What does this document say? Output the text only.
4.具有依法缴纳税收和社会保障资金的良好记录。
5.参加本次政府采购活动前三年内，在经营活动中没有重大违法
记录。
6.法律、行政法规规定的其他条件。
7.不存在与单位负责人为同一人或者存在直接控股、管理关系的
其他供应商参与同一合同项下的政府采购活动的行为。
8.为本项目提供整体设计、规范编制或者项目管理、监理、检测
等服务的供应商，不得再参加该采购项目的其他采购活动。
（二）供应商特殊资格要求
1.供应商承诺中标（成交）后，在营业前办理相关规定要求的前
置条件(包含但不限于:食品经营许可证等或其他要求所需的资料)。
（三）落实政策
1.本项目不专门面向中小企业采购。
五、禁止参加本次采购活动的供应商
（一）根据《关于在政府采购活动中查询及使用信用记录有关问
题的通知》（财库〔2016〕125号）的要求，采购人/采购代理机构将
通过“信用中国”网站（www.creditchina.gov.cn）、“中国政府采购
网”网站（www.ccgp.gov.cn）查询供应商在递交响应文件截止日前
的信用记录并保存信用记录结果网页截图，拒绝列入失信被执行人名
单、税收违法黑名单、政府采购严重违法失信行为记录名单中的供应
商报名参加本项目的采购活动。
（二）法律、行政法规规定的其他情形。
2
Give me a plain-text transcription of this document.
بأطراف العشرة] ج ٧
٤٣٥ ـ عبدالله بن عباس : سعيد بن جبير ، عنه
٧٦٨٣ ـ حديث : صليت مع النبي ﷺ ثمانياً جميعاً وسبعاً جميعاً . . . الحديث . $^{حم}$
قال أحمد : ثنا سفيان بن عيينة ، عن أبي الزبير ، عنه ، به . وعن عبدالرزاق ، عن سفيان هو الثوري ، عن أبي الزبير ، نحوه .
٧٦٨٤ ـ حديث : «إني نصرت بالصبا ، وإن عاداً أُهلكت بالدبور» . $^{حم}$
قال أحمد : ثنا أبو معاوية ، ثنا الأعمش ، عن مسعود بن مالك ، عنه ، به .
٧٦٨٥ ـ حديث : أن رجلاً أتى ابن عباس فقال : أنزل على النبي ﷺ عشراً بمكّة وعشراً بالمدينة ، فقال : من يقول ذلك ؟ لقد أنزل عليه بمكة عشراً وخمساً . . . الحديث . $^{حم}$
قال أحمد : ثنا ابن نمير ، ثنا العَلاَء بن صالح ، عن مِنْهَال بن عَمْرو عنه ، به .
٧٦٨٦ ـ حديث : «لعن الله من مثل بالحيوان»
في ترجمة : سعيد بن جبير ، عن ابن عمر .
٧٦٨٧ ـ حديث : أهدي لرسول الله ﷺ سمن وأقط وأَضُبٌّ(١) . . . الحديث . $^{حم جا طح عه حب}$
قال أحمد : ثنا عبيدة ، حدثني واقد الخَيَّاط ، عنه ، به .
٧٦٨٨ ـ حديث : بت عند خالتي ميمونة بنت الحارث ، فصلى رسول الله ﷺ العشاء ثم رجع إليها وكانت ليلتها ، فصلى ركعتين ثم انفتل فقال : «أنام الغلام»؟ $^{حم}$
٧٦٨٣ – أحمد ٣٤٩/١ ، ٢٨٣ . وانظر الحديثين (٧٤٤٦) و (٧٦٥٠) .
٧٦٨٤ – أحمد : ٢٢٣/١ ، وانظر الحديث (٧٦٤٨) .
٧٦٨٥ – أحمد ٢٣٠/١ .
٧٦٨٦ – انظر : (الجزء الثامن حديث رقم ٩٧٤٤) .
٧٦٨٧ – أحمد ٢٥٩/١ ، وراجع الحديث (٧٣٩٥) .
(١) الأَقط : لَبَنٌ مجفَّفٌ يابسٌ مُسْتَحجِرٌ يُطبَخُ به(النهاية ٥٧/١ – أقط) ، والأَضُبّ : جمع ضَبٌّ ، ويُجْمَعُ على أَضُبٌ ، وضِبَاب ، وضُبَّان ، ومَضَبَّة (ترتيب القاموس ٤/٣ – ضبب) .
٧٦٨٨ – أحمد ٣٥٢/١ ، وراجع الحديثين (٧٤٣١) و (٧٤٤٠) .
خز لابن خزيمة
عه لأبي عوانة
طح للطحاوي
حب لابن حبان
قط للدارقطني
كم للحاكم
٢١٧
________________________________________
## Task statement
Output the full listing without altering anything.

## Complete output
What does this document say? Output the text only.
4.具有依法缴纳税收和社会保障资金的良好记录。
5.参加本次政府采购活动前三年内，在经营活动中没有重大违法
记录。
6.法律、行政法规规定的其他条件。
7.不存在与单位负责人为同一人或者存在直接控股、管理关系的
其他供应商参与同一合同项下的政府采购活动的行为。
8.为本项目提供整体设计、规范编制或者项目管理、监理、检测
等服务的供应商，不得再参加该采购项目的其他采购活动。
（二）供应商特殊资格要求
1.供应商承诺中标（成交）后，在营业前办理相关规定要求的前
置条件(包含但不限于:食品经营许可证等或其他要求所需的资料)。
（三）落实政策
1.本项目不专门面向中小企业采购。
五、禁止参加本次采购活动的供应商
（一）根据《关于在政府采购活动中查询及使用信用记录有关问
题的通知》（财库〔2016〕125号）的要求，采购人/采购代理机构将
通过“信用中国”网站（www.creditchina.gov.cn）、“中国政府采购
网”网站（www.ccgp.gov.cn）查询供应商在递交响应文件截止日前
的信用记录并保存信用记录结果网页截图，拒绝列入失信被执行人名
单、税收违法黑名单、政府采购严重违法失信行为记录名单中的供应
商报名参加本项目的采购活动。
（二）法律、行政法规规定的其他情形。
2
Give me a plain-text transcription of this document.
بأطراف العشرة] ج ٧
٤٣٥ ـ عبدالله بن عباس : سعيد بن جبير ، عنه
٧٦٨٣ ـ حديث : صليت مع النبي ﷺ ثمانياً جميعاً وسبعاً جميعاً . . . الحديث . $^{حم}$
قال أحمد : ثنا سفيان بن عيينة ، عن أبي الزبير ، عنه ، به . وعن عبدالرزاق ، عن سفيان هو الثوري ، عن أبي الزبير ، نحوه .
٧٦٨٤ ـ حديث : «إني نصرت بالصبا ، وإن عاداً أُهلكت بالدبور» . $^{حم}$
قال أحمد : ثنا أبو معاوية ، ثنا الأعمش ، عن مسعود بن مالك ، عنه ، به .
٧٦٨٥ ـ حديث : أن رجلاً أتى ابن عباس فقال : أنزل على النبي ﷺ عشراً بمكّة وعشراً بالمدينة ، فقال : من يقول ذلك ؟ لقد أنزل عليه بمكة عشراً وخمساً . . . الحديث . $^{حم}$
قال أحمد : ثنا ابن نمير ، ثنا العَلاَء بن صالح ، عن مِنْهَال بن عَمْرو عنه ، به .
٧٦٨٦ ـ حديث : «لعن الله من مثل بالحيوان»
في ترجمة : سعيد بن جبير ، عن ابن عمر .
٧٦٨٧ ـ حديث : أهدي لرسول الله ﷺ سمن وأقط وأَضُبٌّ(١) . . . الحديث . $^{حم جا طح عه حب}$
قال أحمد : ثنا عبيدة ، حدثني واقد الخَيَّاط ، عنه ، به .
٧٦٨٨ ـ حديث : بت عند خالتي ميمونة بنت الحارث ، فصلى رسول الله ﷺ العشاء ثم رجع إليها وكانت ليلتها ، فصلى ركعتين ثم انفتل فقال : «أنام الغلام»؟ $^{حم}$
٧٦٨٣ – أحمد ٣٤٩/١ ، ٢٨٣ . وانظر الحديثين (٧٤٤٦) و (٧٦٥٠) .
٧٦٨٤ – أحمد : ٢٢٣/١ ، وانظر الحديث (٧٦٤٨) .
٧٦٨٥ – أحمد ٢٣٠/١ .
٧٦٨٦ – انظر : (الجزء الثامن حديث رقم ٩٧٤٤) .
٧٦٨٧ – أحمد ٢٥٩/١ ، وراجع الحديث (٧٣٩٥) .
(١) الأَقط : لَبَنٌ مجفَّفٌ يابسٌ مُسْتَحجِرٌ يُطبَخُ به(النهاية ٥٧/١ – أقط) ، والأَضُبّ : جمع ضَبٌّ ، ويُجْمَعُ على أَضُبٌ ، وضِبَاب ، وضُبَّان ، ومَضَبَّة (ترتيب القاموس ٤/٣ – ضبب) .
٧٦٨٨ – أحمد ٣٥٢/١ ، وراجع الحديثين (٧٤٣١) و (٧٤٤٠) .
خز لابن خزيمة
عه لأبي عوانة
طح للطحاوي
حب لابن حبان
قط للدارقطني
كم للحاكم
٢١٧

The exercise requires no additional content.